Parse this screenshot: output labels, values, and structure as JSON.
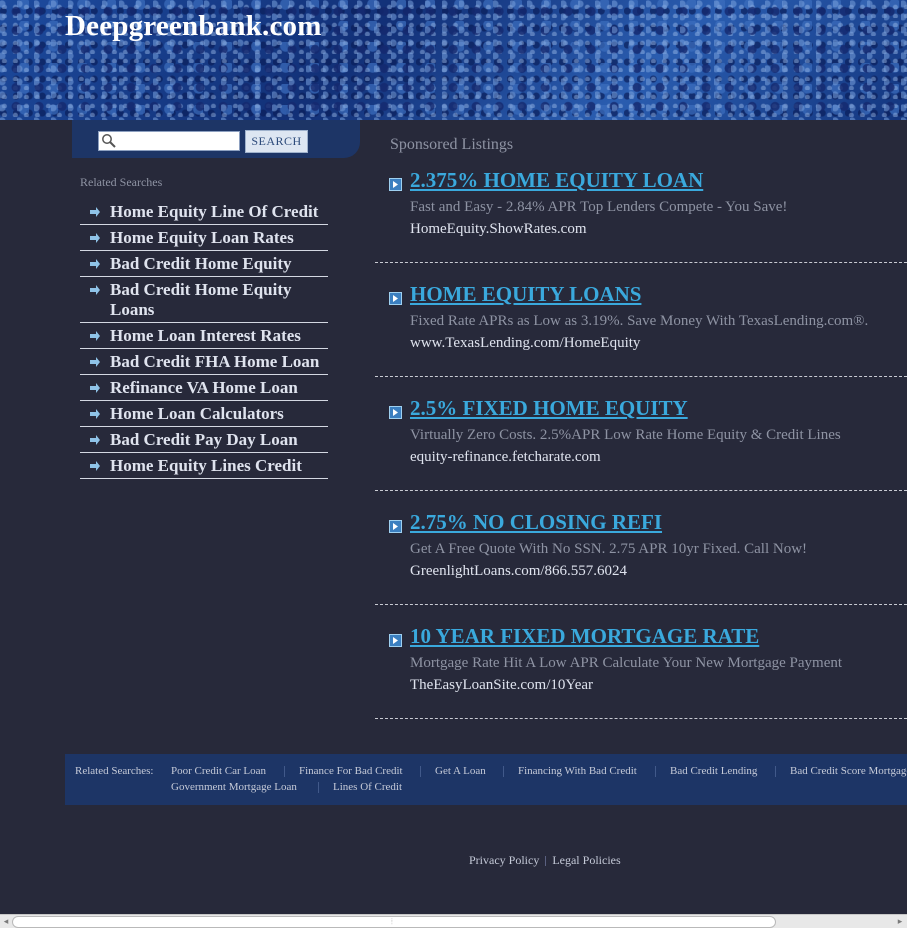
{
  "header": {
    "site_title": "Deepgreenbank.com"
  },
  "search": {
    "placeholder": "",
    "value": "",
    "button_label": "SEARCH"
  },
  "related": {
    "label": "Related Searches",
    "items": [
      {
        "label": "Home Equity Line Of Credit"
      },
      {
        "label": "Home Equity Loan Rates"
      },
      {
        "label": "Bad Credit Home Equity"
      },
      {
        "label": "Bad Credit Home Equity Loans"
      },
      {
        "label": "Home Loan Interest Rates"
      },
      {
        "label": "Bad Credit FHA Home Loan"
      },
      {
        "label": "Refinance VA Home Loan"
      },
      {
        "label": "Home Loan Calculators"
      },
      {
        "label": "Bad Credit Pay Day Loan"
      },
      {
        "label": "Home Equity Lines Credit"
      }
    ]
  },
  "sponsored": {
    "title": "Sponsored Listings",
    "ads": [
      {
        "title": "2.375% HOME EQUITY LOAN",
        "desc": "Fast and Easy - 2.84% APR Top Lenders Compete - You Save!",
        "url": "HomeEquity.ShowRates.com"
      },
      {
        "title": "HOME EQUITY LOANS",
        "desc": "Fixed Rate APRs as Low as 3.19%. Save Money With TexasLending.com®.",
        "url": "www.TexasLending.com/HomeEquity"
      },
      {
        "title": "2.5% FIXED HOME EQUITY",
        "desc": "Virtually Zero Costs. 2.5%APR Low Rate Home Equity & Credit Lines",
        "url": "equity-refinance.fetcharate.com"
      },
      {
        "title": "2.75% NO CLOSING REFI",
        "desc": "Get A Free Quote With No SSN. 2.75 APR 10yr Fixed. Call Now!",
        "url": "GreenlightLoans.com/866.557.6024"
      },
      {
        "title": "10 YEAR FIXED MORTGAGE RATE",
        "desc": "Mortgage Rate Hit A Low APR Calculate Your New Mortgage Payment",
        "url": "TheEasyLoanSite.com/10Year"
      }
    ]
  },
  "footer": {
    "label": "Related Searches:",
    "links": [
      "Poor Credit Car Loan",
      "Finance For Bad Credit",
      "Get A Loan",
      "Financing With Bad Credit",
      "Bad Credit Lending",
      "Bad Credit Score Mortgage",
      "Government Mortgage Loan",
      "Lines Of Credit"
    ]
  },
  "bottom_links": {
    "privacy": "Privacy Policy",
    "legal": "Legal Policies"
  },
  "colors": {
    "background": "#27293a",
    "header_blue": "#143a85",
    "panel_blue": "#1d3566",
    "link_blue": "#3aa9dd",
    "muted_text": "#8e93a3",
    "light_text": "#dfe3ee"
  },
  "icons": {
    "search": "magnifier-icon",
    "related_bullet": "arrow-bullet-icon",
    "ad_bullet": "arrow-box-icon"
  }
}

Exercise task -
Every record above should be written out again exactly; the pictures stay out of the copy.

Finished exercise -
Parse this screenshot: output labels, values, and structure as JSON.
{
  "header": {
    "site_title": "Deepgreenbank.com"
  },
  "search": {
    "placeholder": "",
    "value": "",
    "button_label": "SEARCH"
  },
  "related": {
    "label": "Related Searches",
    "items": [
      {
        "label": "Home Equity Line Of Credit"
      },
      {
        "label": "Home Equity Loan Rates"
      },
      {
        "label": "Bad Credit Home Equity"
      },
      {
        "label": "Bad Credit Home Equity Loans"
      },
      {
        "label": "Home Loan Interest Rates"
      },
      {
        "label": "Bad Credit FHA Home Loan"
      },
      {
        "label": "Refinance VA Home Loan"
      },
      {
        "label": "Home Loan Calculators"
      },
      {
        "label": "Bad Credit Pay Day Loan"
      },
      {
        "label": "Home Equity Lines Credit"
      }
    ]
  },
  "sponsored": {
    "title": "Sponsored Listings",
    "ads": [
      {
        "title": "2.375% HOME EQUITY LOAN",
        "desc": "Fast and Easy - 2.84% APR Top Lenders Compete - You Save!",
        "url": "HomeEquity.ShowRates.com"
      },
      {
        "title": "HOME EQUITY LOANS",
        "desc": "Fixed Rate APRs as Low as 3.19%. Save Money With TexasLending.com®.",
        "url": "www.TexasLending.com/HomeEquity"
      },
      {
        "title": "2.5% FIXED HOME EQUITY",
        "desc": "Virtually Zero Costs. 2.5%APR Low Rate Home Equity & Credit Lines",
        "url": "equity-refinance.fetcharate.com"
      },
      {
        "title": "2.75% NO CLOSING REFI",
        "desc": "Get A Free Quote With No SSN. 2.75 APR 10yr Fixed. Call Now!",
        "url": "GreenlightLoans.com/866.557.6024"
      },
      {
        "title": "10 YEAR FIXED MORTGAGE RATE",
        "desc": "Mortgage Rate Hit A Low APR Calculate Your New Mortgage Payment",
        "url": "TheEasyLoanSite.com/10Year"
      }
    ]
  },
  "footer": {
    "label": "Related Searches:",
    "links": [
      "Poor Credit Car Loan",
      "Finance For Bad Credit",
      "Get A Loan",
      "Financing With Bad Credit",
      "Bad Credit Lending",
      "Bad Credit Score Mortgage",
      "Government Mortgage Loan",
      "Lines Of Credit"
    ]
  },
  "bottom_links": {
    "privacy": "Privacy Policy",
    "legal": "Legal Policies"
  },
  "colors": {
    "background": "#27293a",
    "header_blue": "#143a85",
    "panel_blue": "#1d3566",
    "link_blue": "#3aa9dd",
    "muted_text": "#8e93a3",
    "light_text": "#dfe3ee"
  },
  "icons": {
    "search": "magnifier-icon",
    "related_bullet": "arrow-bullet-icon",
    "ad_bullet": "arrow-box-icon"
  }
}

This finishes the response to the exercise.